• _Direction_: Set the listing down again in full, word for word, with the pictures left out.

• _Records for processing_:

━━━━━━━━━━━━━━━━━━━━

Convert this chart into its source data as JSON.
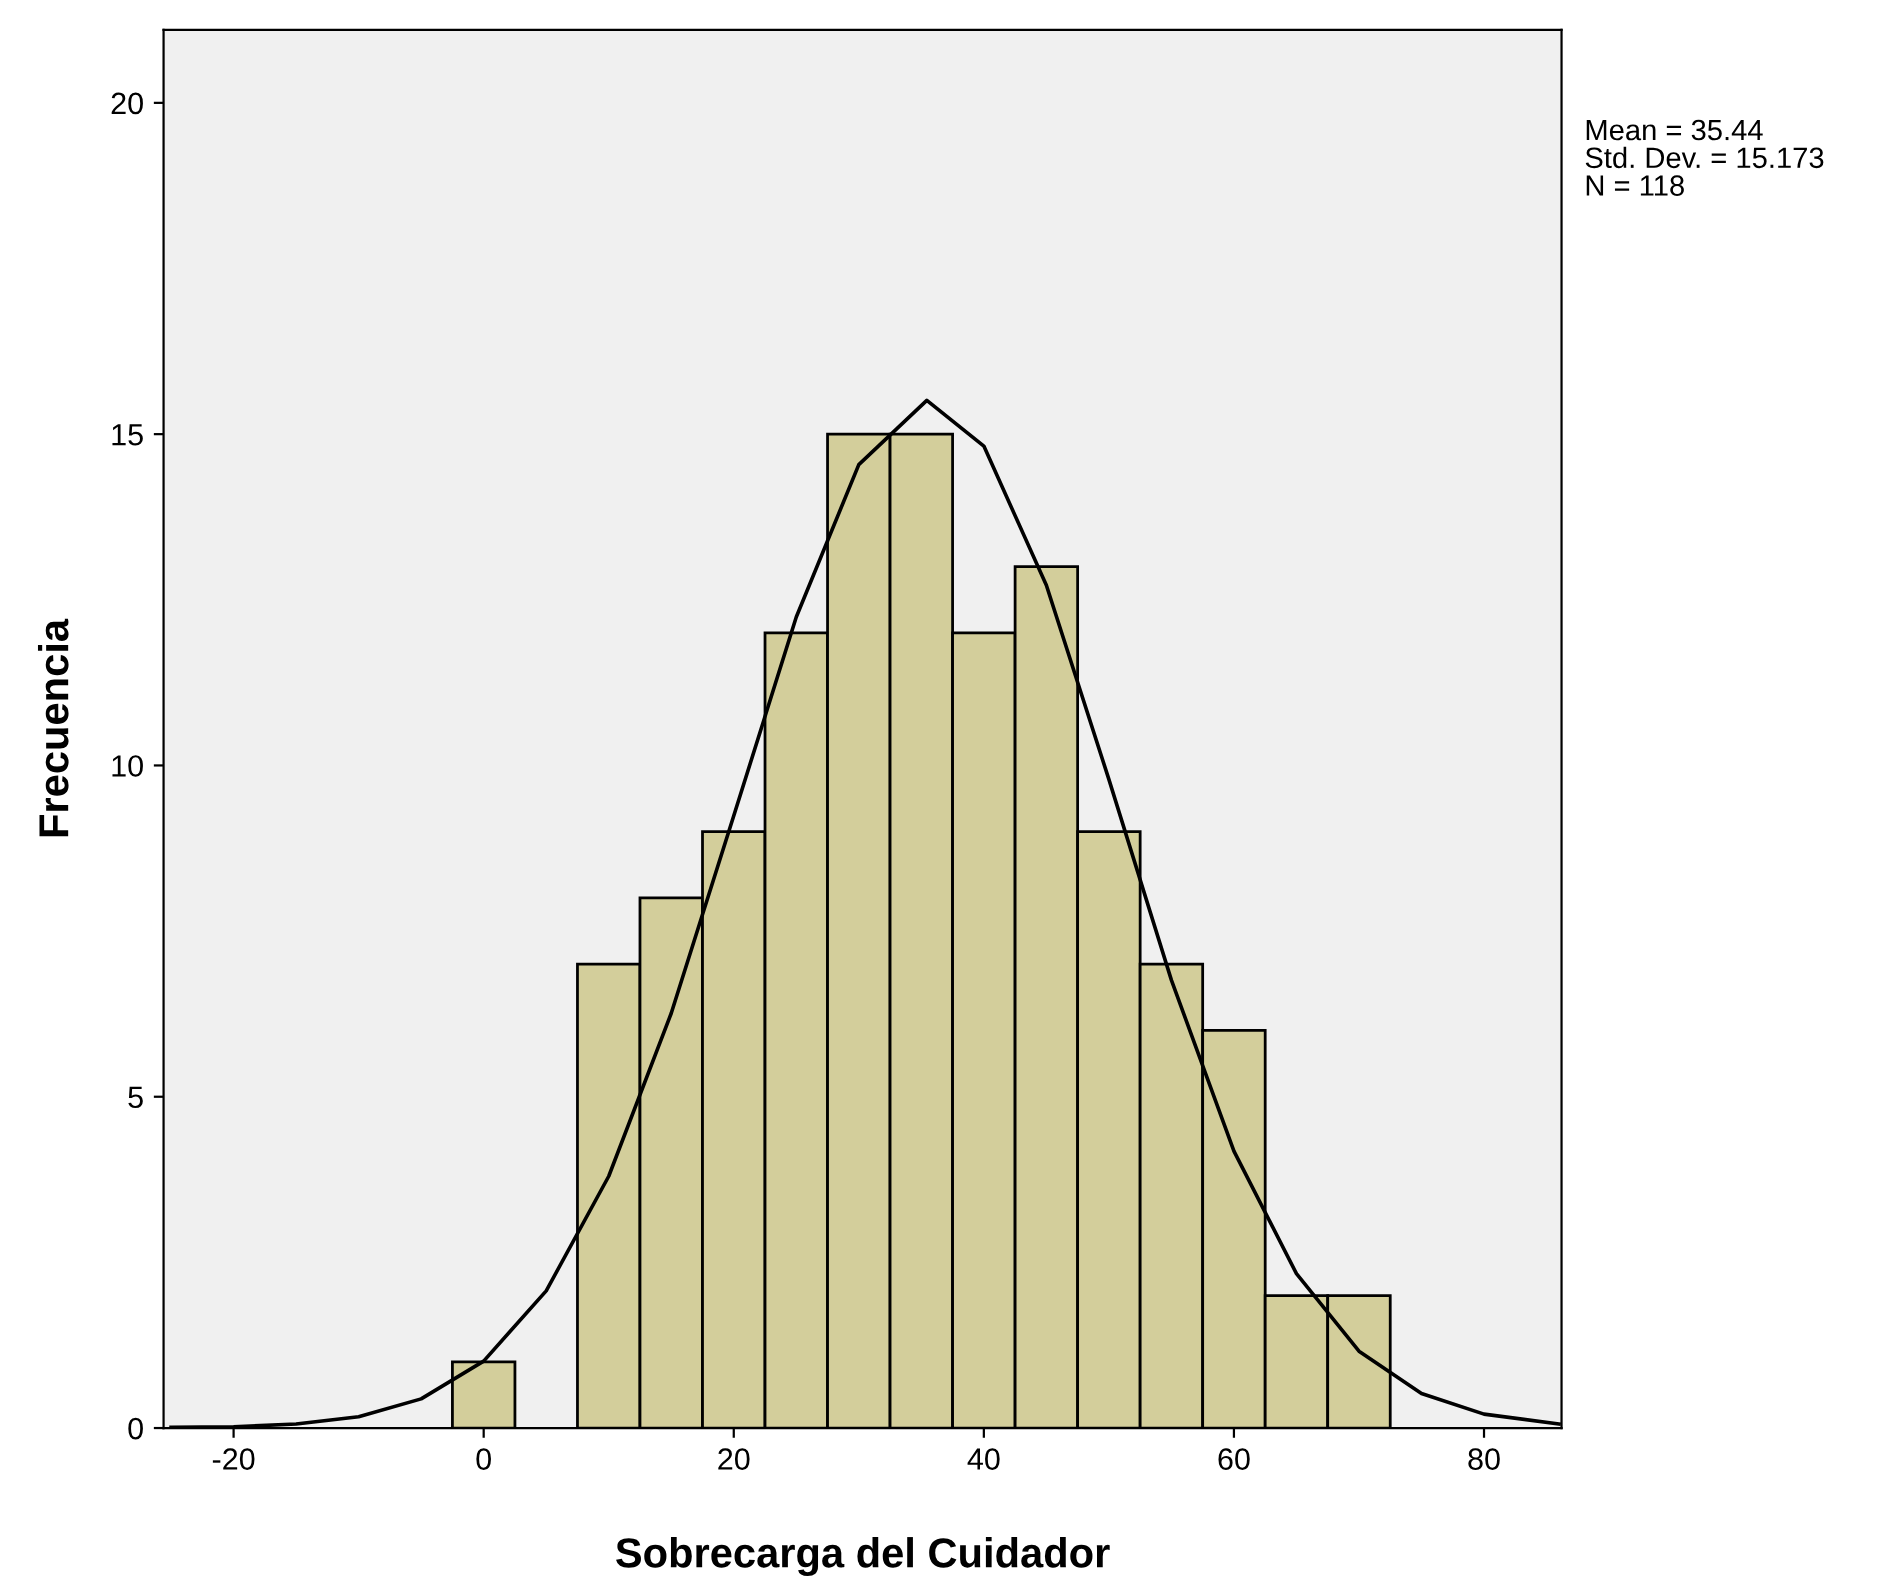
{
  "chart_data": {
    "type": "histogram",
    "xlabel": "Sobrecarga del Cuidador",
    "ylabel": "Frecuencia",
    "annotations": [
      "Mean = 35.44",
      "Std. Dev. = 15.173",
      "N = 118"
    ],
    "series": [
      {
        "color": "#d3ce9b",
        "bins": [
          -2.5,
          2.5,
          7.5,
          12.5,
          17.5,
          22.5,
          27.5,
          32.5,
          37.5,
          42.5,
          47.5,
          52.5,
          57.5,
          62.5,
          67.5,
          72.5
        ],
        "values": [
          1,
          0,
          7,
          8,
          9,
          12,
          15,
          15,
          12,
          13,
          9,
          7,
          6,
          2,
          2
        ]
      },
      {
        "type": "line",
        "color": "#000000",
        "x": [
          -25,
          -20,
          -15,
          -10,
          -5,
          0,
          5,
          10,
          15,
          20,
          25,
          30,
          35.44,
          40,
          45,
          50,
          55,
          60,
          65,
          70,
          75,
          80,
          86
        ],
        "values": [
          0.01,
          0.02,
          0.06,
          0.17,
          0.44,
          1.01,
          2.07,
          3.8,
          6.26,
          9.24,
          12.24,
          14.54,
          15.51,
          14.82,
          12.72,
          9.79,
          6.76,
          4.18,
          2.33,
          1.16,
          0.52,
          0.21,
          0.06
        ]
      }
    ],
    "xlim": [
      -25.6,
      86.2
    ],
    "ylim": [
      0,
      21.1
    ],
    "xticks": [
      -20,
      0,
      20,
      40,
      60,
      80
    ],
    "yticks": [
      0,
      5,
      10,
      15,
      20
    ],
    "grid": false,
    "legend": false
  }
}
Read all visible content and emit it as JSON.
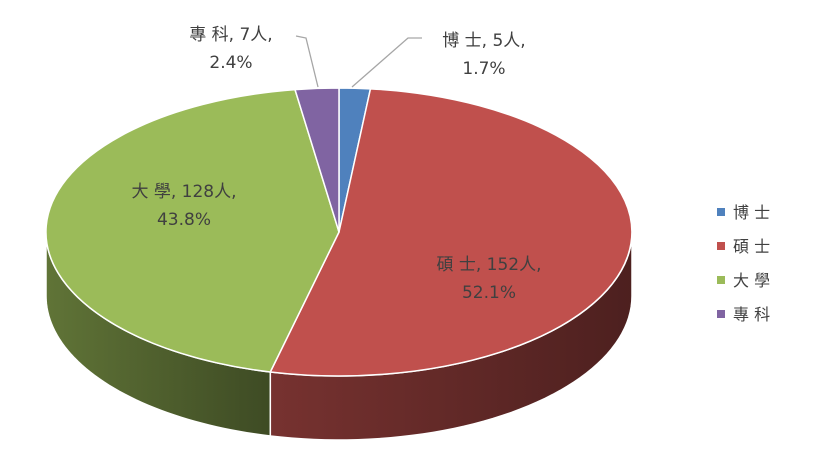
{
  "chart_data": {
    "type": "pie",
    "variant": "3d",
    "legend_position": "right",
    "categories": [
      "博 士",
      "碩 士",
      "大 學",
      "專 科"
    ],
    "values": [
      5,
      152,
      128,
      7
    ],
    "percent_labels": [
      "1.7%",
      "52.1%",
      "43.8%",
      "2.4%"
    ],
    "data_labels": [
      "博 士, 5人,",
      "碩 士, 152人,",
      "大 學, 128人,",
      "專 科, 7人,"
    ],
    "unit": "人",
    "colors": [
      "#4f81bd",
      "#c0504d",
      "#9bbb59",
      "#8064a2"
    ]
  }
}
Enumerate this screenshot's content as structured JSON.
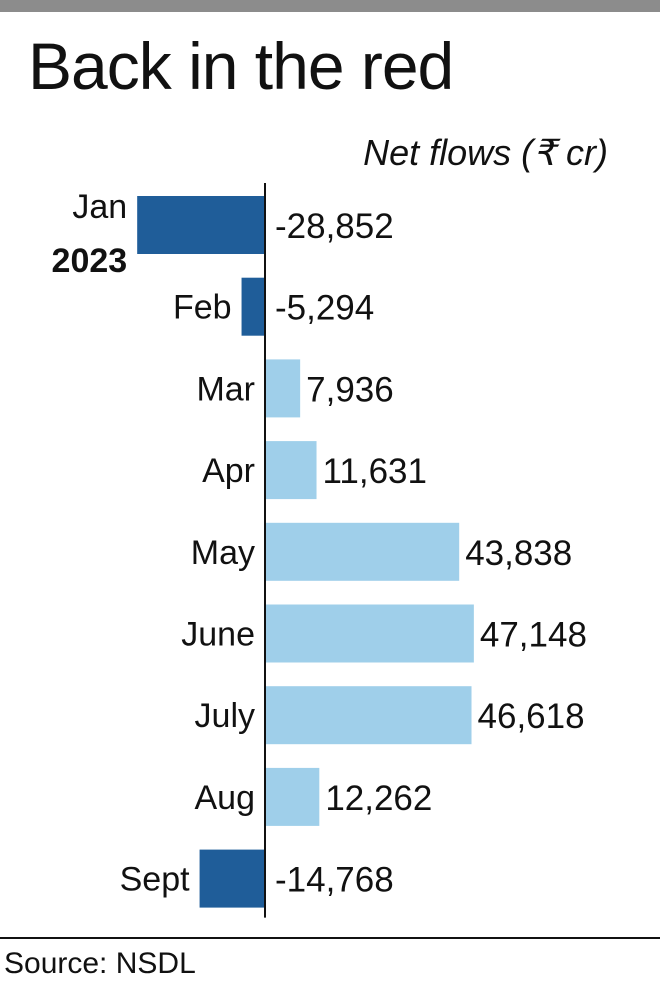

━━━━━━━━━━━━━━━━━━━━

• _Solution_:
Convert this chart into its source data as JSON.
{
  "chart_data": {
    "type": "histogram",
    "xlabel": "Sobrecarga del Cuidador",
    "ylabel": "Frecuencia",
    "annotations": [
      "Mean = 35.44",
      "Std. Dev. = 15.173",
      "N = 118"
    ],
    "series": [
      {
        "color": "#d3ce9b",
        "bins": [
          -2.5,
          2.5,
          7.5,
          12.5,
          17.5,
          22.5,
          27.5,
          32.5,
          37.5,
          42.5,
          47.5,
          52.5,
          57.5,
          62.5,
          67.5,
          72.5
        ],
        "values": [
          1,
          0,
          7,
          8,
          9,
          12,
          15,
          15,
          12,
          13,
          9,
          7,
          6,
          2,
          2
        ]
      },
      {
        "type": "line",
        "color": "#000000",
        "x": [
          -25,
          -20,
          -15,
          -10,
          -5,
          0,
          5,
          10,
          15,
          20,
          25,
          30,
          35.44,
          40,
          45,
          50,
          55,
          60,
          65,
          70,
          75,
          80,
          86
        ],
        "values": [
          0.01,
          0.02,
          0.06,
          0.17,
          0.44,
          1.01,
          2.07,
          3.8,
          6.26,
          9.24,
          12.24,
          14.54,
          15.51,
          14.82,
          12.72,
          9.79,
          6.76,
          4.18,
          2.33,
          1.16,
          0.52,
          0.21,
          0.06
        ]
      }
    ],
    "xlim": [
      -25.6,
      86.2
    ],
    "ylim": [
      0,
      21.1
    ],
    "xticks": [
      -20,
      0,
      20,
      40,
      60,
      80
    ],
    "yticks": [
      0,
      5,
      10,
      15,
      20
    ],
    "grid": false,
    "legend": false
  }
}
Read all visible content and emit it as JSON.
{
  "chart_data": {
    "type": "pie",
    "variant": "3d",
    "legend_position": "right",
    "categories": [
      "博 士",
      "碩 士",
      "大 學",
      "專 科"
    ],
    "values": [
      5,
      152,
      128,
      7
    ],
    "percent_labels": [
      "1.7%",
      "52.1%",
      "43.8%",
      "2.4%"
    ],
    "data_labels": [
      "博 士, 5人,",
      "碩 士, 152人,",
      "大 學, 128人,",
      "專 科, 7人,"
    ],
    "unit": "人",
    "colors": [
      "#4f81bd",
      "#c0504d",
      "#9bbb59",
      "#8064a2"
    ]
  }
}
Enumerate this screenshot's content as structured JSON.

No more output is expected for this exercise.